▶ Tasks to complete:
1. Transcribe the part of the cougar-in-a-mine thread that opens with the words containing "# Cougar in" and closes with "drip of water.".
2. Please condense the paragraph of the cougar-in-a-mine thread that begins "When we got to the car" into a short bulleted list that keeps its main facts.

▶ Document excerpt:
"""
# Cougar in a mine?



## HighNDry (Dec 26, 2007)

Went out hiking last Saturday. We peeked into the opening of a mine that had been partially hidden by boulders. It had a metal grate a few feet inside to keep people out. We didn't have a flashlight and it was so dark inside. We couldn't see beyond the metal grate. My wife took a picture with the camera flash to see if it would show up. I had walked a few feet away from the opening. She came walking up to me and said that when she took the picture with the flash she heard something inside the mine. I asked her what it sounded like and she said it was probably just a drip of water.

When we got to the car she was reviewing the pictures and said the picture inside the mine didn't turn out except for the two glowing eyes. I took the camera and looked at it and sure enough two glowing eyes. The rest of the picture was very hazy looking, like the flash light reflected off the walls of the mine and back into the camera. I looked closer and could see a very faint, blurry, shadow of what looks like a cougar or bobcat with a humped rear end. 

Anyway, it gave me a little bit of a shiver. The photo is pretty bad so I don't know if it would show up if I tried to post it here. I guess it is very possible that a cougar was in the mine. I think I even joked with my wife while we were at the opening about being careful maybe a mountain lion lives in there. The grate had openings big enough that a bobcat or cougar could easily get in there.

I guess, I'm wondering if a cougar or bobcat would just hunker down inside the mine and pretty much ignore people that peered into it?
"""
▶ Listing:
"""
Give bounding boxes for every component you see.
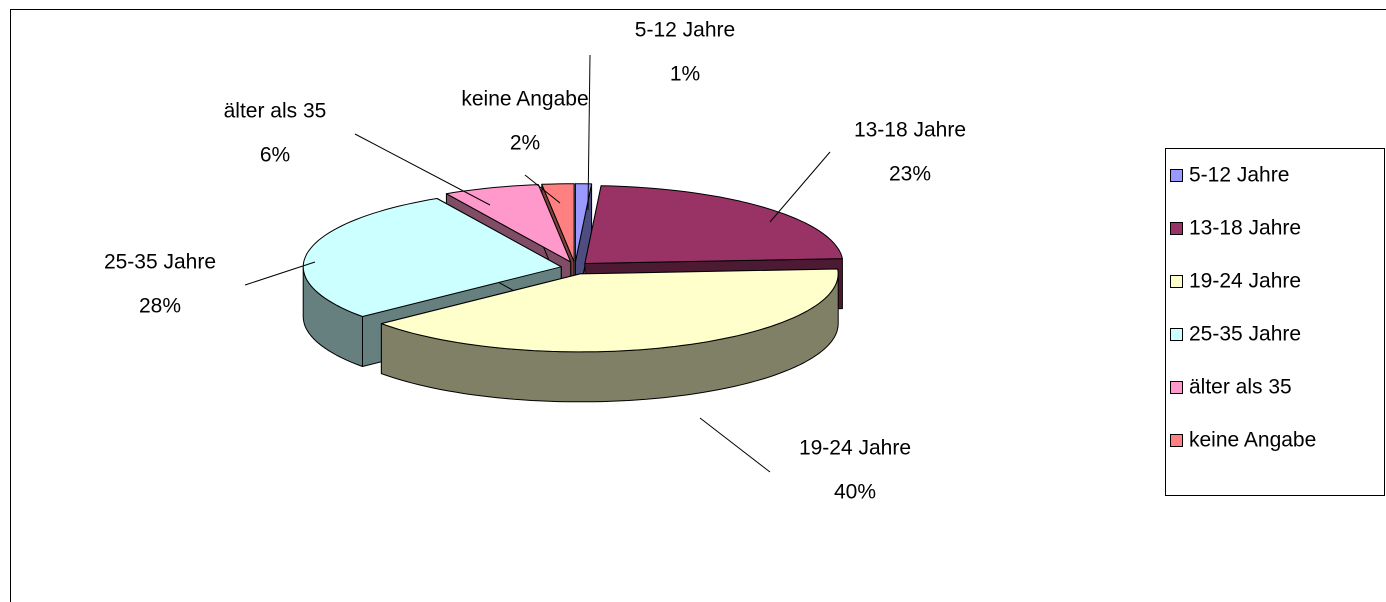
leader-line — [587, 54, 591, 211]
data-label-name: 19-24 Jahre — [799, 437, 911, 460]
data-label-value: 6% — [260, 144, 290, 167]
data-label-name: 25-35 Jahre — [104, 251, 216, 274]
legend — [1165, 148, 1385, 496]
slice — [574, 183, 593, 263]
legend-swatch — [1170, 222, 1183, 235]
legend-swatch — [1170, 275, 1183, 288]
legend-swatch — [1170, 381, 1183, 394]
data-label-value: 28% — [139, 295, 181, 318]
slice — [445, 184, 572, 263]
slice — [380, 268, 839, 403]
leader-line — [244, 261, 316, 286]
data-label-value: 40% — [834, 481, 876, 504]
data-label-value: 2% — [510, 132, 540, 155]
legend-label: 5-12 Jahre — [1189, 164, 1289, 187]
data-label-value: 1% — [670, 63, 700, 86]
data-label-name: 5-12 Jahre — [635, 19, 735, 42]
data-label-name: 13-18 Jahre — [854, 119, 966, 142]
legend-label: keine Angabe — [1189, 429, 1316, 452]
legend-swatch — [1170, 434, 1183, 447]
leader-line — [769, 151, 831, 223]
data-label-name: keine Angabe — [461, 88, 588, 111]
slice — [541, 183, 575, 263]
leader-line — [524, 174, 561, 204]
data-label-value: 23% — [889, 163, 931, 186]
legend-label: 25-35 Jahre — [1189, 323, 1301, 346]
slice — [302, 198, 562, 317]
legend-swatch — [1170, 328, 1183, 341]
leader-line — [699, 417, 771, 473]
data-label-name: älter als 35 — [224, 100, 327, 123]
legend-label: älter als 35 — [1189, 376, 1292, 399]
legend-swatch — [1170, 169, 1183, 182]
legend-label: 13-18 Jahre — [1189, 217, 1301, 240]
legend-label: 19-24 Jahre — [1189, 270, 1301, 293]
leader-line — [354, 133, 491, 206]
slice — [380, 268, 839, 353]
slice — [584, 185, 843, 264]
"""
▶ Solutions in order:
1.
# Cougar in a mine?



## HighNDry (Dec 26, 2007)

Went out hiking last Saturday. We peeked into the opening of a mine that had been partially hidden by boulders. It had a metal grate a few feet inside to keep people out. We didn't have a flashlight and it was so dark inside. We couldn't see beyond the metal grate. My wife took a picture with the camera flash to see if it would show up. I had walked a few feet away from the opening. She came walking up to me and said that when she took the picture with the flash she heard something inside the mine. I asked her what it sounded like and she said it was probably just a drip of water.

2.
- Back at the car, the wife reviewed the pictures and saw that the shot taken inside the mine showed nothing except two glowing eyes.
- The poster checked the camera and saw the two glowing eyes too.
- The rest of the picture was very hazy, as if the flash had reflected off the mine walls and back into the camera.
- A closer look revealed a very faint, blurry shadow that looked like a cougar or bobcat with a humped rear end.